— start of DATA LINES —
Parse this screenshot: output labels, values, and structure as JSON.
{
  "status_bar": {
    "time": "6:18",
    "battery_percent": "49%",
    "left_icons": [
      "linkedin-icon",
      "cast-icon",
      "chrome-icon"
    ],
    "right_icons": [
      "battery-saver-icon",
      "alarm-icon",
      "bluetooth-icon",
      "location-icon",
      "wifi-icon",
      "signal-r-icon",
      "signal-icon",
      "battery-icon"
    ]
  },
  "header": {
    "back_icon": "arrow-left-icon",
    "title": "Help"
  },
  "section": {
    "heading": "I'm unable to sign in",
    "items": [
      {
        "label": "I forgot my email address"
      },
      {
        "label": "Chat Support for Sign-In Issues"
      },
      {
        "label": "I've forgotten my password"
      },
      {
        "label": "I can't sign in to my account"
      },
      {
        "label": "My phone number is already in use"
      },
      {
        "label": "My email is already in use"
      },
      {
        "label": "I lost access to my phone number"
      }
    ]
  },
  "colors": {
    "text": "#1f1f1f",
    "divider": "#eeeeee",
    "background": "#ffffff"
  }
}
— end of DATA LINES —
Make a verbatim copy of every entry shown above.

## TASK SOLUTION
Parse this screenshot: output labels, values, and structure as JSON.
{
  "status_bar": {
    "time": "6:18",
    "battery_percent": "49%",
    "left_icons": [
      "linkedin-icon",
      "cast-icon",
      "chrome-icon"
    ],
    "right_icons": [
      "battery-saver-icon",
      "alarm-icon",
      "bluetooth-icon",
      "location-icon",
      "wifi-icon",
      "signal-r-icon",
      "signal-icon",
      "battery-icon"
    ]
  },
  "header": {
    "back_icon": "arrow-left-icon",
    "title": "Help"
  },
  "section": {
    "heading": "I'm unable to sign in",
    "items": [
      {
        "label": "I forgot my email address"
      },
      {
        "label": "Chat Support for Sign-In Issues"
      },
      {
        "label": "I've forgotten my password"
      },
      {
        "label": "I can't sign in to my account"
      },
      {
        "label": "My phone number is already in use"
      },
      {
        "label": "My email is already in use"
      },
      {
        "label": "I lost access to my phone number"
      }
    ]
  },
  "colors": {
    "text": "#1f1f1f",
    "divider": "#eeeeee",
    "background": "#ffffff"
  }
}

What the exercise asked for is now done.